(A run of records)

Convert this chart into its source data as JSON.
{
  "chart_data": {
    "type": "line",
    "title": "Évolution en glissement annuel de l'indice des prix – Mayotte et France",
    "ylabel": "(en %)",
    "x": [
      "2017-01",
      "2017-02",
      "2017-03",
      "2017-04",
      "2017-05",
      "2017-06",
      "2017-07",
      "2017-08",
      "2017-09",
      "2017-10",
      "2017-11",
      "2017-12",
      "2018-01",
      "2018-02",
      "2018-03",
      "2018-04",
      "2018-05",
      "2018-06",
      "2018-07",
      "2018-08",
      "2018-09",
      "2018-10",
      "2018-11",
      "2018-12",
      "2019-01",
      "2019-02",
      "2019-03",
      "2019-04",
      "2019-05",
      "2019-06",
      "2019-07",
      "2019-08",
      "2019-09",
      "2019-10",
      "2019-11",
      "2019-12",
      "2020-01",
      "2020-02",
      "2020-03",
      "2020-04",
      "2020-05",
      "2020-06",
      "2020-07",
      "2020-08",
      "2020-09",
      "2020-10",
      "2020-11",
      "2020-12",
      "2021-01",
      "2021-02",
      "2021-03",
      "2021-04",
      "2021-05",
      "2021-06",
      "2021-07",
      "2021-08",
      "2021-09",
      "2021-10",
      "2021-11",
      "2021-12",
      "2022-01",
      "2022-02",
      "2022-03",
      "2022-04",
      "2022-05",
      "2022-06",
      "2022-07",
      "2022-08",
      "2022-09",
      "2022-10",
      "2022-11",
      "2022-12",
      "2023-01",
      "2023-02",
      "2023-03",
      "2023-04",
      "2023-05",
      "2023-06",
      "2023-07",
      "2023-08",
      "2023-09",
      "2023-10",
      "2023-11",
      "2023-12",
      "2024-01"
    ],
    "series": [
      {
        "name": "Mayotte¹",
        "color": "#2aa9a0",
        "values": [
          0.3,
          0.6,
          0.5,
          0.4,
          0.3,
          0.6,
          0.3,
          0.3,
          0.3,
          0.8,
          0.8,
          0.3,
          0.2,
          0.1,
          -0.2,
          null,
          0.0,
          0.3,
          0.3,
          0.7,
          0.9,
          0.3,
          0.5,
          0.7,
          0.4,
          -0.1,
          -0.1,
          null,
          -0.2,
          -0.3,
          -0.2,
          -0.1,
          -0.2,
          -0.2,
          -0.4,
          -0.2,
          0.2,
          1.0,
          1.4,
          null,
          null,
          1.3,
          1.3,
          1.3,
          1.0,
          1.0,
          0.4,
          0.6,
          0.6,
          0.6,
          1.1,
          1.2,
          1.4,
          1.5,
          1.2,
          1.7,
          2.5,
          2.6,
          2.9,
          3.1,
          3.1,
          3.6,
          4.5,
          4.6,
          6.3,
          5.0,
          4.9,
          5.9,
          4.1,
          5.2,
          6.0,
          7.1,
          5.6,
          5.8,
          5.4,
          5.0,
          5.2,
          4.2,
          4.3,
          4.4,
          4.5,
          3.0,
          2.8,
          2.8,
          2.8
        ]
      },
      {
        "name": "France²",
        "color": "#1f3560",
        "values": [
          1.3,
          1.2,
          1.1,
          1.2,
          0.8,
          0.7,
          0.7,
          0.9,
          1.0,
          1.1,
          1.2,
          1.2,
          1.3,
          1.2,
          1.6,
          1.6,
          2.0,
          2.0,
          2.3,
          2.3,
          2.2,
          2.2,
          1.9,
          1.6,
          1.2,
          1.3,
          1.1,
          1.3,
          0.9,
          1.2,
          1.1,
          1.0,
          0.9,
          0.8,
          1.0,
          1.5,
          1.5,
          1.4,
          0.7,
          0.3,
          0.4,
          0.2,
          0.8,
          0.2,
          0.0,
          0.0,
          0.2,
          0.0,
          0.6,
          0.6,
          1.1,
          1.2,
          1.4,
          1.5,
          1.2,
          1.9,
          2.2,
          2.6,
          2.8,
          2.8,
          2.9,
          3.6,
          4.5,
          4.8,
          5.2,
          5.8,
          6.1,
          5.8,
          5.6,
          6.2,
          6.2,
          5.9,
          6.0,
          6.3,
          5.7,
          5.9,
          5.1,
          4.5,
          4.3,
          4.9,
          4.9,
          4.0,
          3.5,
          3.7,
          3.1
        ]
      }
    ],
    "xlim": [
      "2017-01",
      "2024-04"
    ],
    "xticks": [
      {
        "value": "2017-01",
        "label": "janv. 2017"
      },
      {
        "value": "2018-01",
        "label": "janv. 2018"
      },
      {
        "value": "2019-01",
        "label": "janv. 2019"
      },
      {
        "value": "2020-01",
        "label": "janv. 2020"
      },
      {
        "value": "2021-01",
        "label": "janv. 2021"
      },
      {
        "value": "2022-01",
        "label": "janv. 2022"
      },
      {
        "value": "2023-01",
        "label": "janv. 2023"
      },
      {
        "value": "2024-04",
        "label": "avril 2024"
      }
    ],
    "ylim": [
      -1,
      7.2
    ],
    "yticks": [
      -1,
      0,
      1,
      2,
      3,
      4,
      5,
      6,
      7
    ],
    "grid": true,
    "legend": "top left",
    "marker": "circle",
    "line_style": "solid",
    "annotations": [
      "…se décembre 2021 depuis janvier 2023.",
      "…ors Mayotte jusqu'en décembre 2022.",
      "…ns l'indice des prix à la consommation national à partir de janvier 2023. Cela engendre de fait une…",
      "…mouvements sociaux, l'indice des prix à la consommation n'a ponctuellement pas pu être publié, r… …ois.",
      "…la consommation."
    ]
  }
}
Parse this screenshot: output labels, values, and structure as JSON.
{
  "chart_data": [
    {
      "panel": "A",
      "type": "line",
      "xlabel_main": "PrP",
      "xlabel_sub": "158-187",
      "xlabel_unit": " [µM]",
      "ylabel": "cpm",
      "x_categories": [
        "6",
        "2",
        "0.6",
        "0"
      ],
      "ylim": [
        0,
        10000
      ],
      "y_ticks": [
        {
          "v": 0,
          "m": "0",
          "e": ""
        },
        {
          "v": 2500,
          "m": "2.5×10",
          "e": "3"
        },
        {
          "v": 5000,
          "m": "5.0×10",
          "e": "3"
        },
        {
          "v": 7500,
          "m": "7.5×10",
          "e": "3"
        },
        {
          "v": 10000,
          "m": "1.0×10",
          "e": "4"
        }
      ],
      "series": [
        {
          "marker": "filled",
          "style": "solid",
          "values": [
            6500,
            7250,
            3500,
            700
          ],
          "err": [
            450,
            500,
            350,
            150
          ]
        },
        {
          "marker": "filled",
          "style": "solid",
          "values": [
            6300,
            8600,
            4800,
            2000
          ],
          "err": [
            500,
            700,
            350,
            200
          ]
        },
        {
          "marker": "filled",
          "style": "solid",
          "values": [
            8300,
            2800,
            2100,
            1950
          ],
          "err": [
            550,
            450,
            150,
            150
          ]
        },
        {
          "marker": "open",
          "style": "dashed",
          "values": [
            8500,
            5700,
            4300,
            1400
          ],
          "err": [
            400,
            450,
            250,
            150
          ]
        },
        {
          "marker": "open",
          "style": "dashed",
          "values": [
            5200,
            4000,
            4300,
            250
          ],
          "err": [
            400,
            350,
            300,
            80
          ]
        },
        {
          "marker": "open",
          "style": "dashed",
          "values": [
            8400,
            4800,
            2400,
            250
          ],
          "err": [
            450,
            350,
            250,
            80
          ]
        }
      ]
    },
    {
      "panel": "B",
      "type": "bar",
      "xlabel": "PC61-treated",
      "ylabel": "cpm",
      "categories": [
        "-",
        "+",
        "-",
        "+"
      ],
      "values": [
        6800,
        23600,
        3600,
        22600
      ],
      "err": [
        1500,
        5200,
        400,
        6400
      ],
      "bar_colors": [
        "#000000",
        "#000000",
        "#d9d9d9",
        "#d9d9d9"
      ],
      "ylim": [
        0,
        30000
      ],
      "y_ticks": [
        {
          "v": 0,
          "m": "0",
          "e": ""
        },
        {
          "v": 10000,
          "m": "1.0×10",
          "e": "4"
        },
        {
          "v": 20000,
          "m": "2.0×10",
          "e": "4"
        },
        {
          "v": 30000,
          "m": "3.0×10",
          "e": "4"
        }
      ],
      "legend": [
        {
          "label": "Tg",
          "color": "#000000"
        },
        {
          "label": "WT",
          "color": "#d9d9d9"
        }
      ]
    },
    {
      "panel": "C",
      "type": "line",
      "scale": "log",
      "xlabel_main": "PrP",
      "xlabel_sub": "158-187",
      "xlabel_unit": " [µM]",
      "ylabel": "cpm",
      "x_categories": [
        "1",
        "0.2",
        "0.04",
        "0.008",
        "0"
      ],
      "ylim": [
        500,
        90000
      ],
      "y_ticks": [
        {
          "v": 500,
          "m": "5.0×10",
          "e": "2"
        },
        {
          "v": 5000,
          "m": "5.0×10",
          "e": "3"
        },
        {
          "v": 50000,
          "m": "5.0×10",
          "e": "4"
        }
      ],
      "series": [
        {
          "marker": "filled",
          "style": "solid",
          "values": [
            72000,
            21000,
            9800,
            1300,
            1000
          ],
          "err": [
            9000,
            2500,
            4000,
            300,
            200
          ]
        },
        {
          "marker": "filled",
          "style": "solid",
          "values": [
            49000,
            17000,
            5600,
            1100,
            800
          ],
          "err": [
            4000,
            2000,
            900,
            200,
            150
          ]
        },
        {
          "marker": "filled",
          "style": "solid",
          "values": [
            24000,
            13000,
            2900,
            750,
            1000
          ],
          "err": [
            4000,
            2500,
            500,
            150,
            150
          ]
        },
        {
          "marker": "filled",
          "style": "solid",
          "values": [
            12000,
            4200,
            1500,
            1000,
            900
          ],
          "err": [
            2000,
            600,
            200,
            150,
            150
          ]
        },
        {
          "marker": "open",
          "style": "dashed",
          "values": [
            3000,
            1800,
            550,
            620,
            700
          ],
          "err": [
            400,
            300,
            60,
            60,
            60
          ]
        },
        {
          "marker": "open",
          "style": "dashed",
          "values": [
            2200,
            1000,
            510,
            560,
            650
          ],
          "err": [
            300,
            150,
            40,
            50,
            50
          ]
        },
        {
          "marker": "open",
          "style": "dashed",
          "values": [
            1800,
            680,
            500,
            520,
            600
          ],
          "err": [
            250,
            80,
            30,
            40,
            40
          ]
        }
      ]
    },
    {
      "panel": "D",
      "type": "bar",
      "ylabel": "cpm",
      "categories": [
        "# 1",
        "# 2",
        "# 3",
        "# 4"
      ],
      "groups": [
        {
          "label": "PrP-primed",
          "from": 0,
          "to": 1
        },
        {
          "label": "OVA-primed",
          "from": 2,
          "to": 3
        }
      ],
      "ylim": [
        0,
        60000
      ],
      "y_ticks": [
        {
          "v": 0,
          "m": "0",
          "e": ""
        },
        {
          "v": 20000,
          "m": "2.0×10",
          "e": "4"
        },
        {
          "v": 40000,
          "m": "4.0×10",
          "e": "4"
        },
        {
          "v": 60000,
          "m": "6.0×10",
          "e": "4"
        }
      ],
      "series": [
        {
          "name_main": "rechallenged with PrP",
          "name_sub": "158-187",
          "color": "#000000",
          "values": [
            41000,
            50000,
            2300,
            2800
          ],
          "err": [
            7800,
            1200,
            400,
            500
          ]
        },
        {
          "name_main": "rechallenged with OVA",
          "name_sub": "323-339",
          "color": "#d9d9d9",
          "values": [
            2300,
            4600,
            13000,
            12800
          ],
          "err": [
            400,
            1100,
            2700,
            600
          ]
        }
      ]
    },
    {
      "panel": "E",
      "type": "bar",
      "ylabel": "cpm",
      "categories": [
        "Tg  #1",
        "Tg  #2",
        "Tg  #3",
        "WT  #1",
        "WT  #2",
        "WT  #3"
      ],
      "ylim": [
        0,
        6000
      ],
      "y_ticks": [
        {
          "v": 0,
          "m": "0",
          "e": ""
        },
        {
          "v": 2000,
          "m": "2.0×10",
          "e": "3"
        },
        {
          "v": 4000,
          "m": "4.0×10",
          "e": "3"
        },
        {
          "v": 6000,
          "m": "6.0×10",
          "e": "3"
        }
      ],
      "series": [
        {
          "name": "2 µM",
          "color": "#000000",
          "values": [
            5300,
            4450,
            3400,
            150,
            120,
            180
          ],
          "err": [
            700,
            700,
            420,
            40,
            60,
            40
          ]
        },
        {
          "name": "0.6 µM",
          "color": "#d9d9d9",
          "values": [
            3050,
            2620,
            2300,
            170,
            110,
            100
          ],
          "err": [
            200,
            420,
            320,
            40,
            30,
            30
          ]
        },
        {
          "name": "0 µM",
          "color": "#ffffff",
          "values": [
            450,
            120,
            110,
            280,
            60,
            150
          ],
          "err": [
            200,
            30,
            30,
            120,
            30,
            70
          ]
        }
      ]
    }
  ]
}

• WORK TO DO
Examine the data above and state how many of its lines contain the word "this", with no further remarks.

• SOLUTION TO THE PROBLEM
2